WHAT YOU HAVE TO DO - Take every line from the material that has the word "Papier" in it.
──────── INFORMATION PROVIDED
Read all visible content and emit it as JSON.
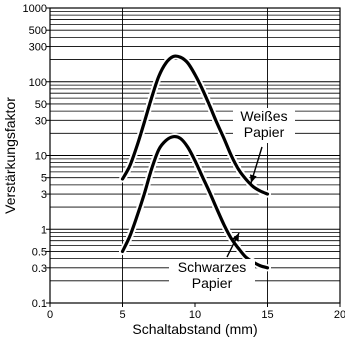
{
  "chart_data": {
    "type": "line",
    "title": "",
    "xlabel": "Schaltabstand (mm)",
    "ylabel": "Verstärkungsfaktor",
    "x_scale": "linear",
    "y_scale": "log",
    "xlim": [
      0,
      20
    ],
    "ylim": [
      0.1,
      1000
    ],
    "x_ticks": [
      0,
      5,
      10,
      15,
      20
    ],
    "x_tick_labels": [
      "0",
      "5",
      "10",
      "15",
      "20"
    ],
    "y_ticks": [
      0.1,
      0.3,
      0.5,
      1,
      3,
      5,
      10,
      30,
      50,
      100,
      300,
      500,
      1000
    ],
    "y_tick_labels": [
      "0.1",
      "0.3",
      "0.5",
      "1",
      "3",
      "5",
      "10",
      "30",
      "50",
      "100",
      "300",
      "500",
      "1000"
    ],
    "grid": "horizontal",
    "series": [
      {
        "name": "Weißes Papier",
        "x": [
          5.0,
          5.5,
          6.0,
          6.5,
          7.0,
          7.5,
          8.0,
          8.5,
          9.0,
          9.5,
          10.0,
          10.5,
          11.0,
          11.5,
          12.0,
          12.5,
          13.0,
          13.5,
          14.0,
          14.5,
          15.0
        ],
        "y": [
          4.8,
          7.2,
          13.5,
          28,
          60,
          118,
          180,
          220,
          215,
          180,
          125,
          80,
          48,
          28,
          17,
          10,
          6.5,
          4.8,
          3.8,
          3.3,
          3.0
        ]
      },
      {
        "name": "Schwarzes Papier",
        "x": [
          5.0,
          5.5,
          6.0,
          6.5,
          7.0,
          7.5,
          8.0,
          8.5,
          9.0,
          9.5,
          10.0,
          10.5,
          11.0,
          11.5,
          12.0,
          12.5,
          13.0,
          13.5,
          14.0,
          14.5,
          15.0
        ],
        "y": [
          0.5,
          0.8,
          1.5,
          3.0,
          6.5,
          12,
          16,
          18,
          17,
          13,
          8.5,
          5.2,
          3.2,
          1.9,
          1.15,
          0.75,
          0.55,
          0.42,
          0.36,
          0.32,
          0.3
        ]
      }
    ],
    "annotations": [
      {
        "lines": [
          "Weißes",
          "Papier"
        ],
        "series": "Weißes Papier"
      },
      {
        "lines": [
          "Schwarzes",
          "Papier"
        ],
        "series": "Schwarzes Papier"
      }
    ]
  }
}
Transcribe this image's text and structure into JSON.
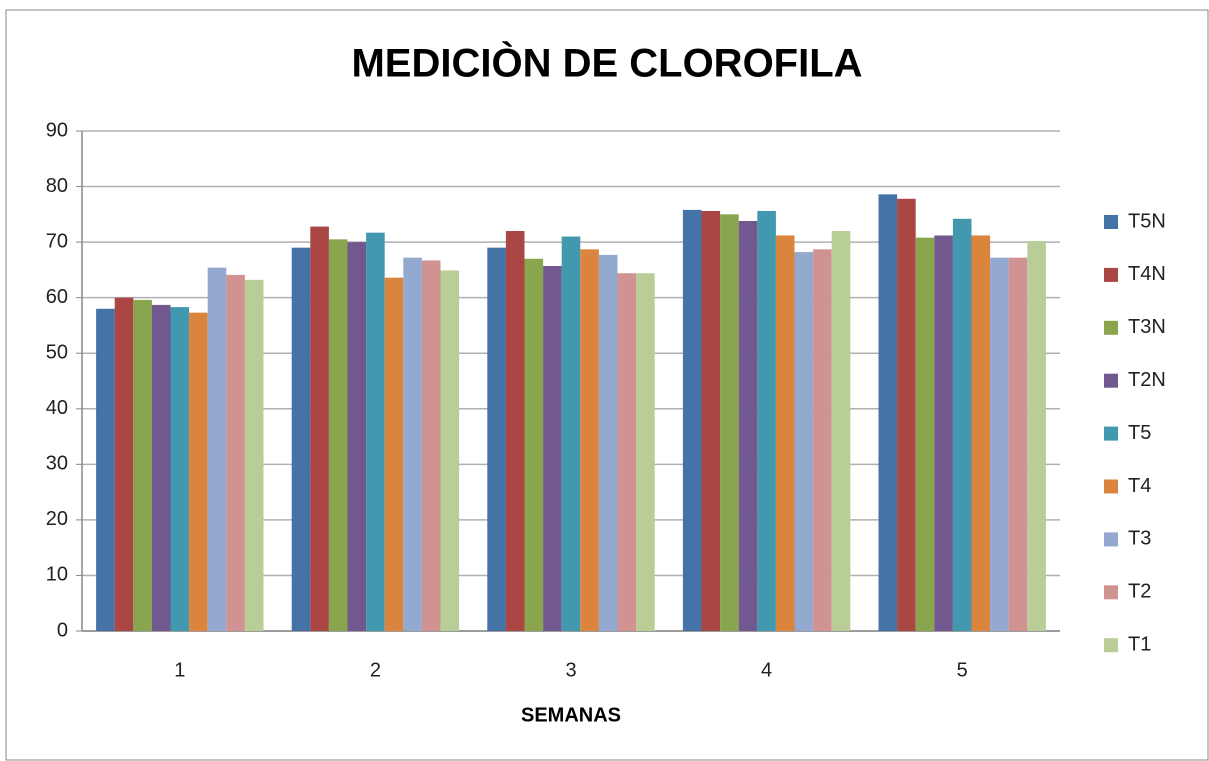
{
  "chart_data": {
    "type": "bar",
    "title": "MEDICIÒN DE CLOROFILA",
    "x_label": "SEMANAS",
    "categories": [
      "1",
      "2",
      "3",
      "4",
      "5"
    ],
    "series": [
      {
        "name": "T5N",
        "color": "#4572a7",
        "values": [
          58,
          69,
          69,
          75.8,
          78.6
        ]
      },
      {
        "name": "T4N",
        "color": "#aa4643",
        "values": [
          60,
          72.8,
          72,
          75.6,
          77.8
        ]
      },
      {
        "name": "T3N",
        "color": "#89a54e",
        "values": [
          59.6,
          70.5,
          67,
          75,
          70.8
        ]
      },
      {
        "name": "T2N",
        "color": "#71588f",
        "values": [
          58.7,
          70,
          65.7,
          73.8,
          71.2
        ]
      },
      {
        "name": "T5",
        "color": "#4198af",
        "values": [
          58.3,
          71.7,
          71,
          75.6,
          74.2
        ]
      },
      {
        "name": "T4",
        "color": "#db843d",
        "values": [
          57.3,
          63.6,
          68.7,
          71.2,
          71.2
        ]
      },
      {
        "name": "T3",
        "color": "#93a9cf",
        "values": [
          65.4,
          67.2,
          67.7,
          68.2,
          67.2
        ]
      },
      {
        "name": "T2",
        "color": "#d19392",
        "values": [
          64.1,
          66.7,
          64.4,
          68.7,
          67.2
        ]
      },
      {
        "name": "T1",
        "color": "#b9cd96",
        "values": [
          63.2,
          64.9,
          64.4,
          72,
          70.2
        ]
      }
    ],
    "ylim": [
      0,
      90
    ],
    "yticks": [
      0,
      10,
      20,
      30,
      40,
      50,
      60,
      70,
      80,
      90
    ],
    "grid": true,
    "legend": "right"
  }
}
────────────────
FINAL ANSWER -
        "name": "Weißes Papier",
        "name": "Schwarzes Papier",
          "Papier"
        "series": "Weißes Papier"
          "Papier"
        "series": "Schwarzes Papier"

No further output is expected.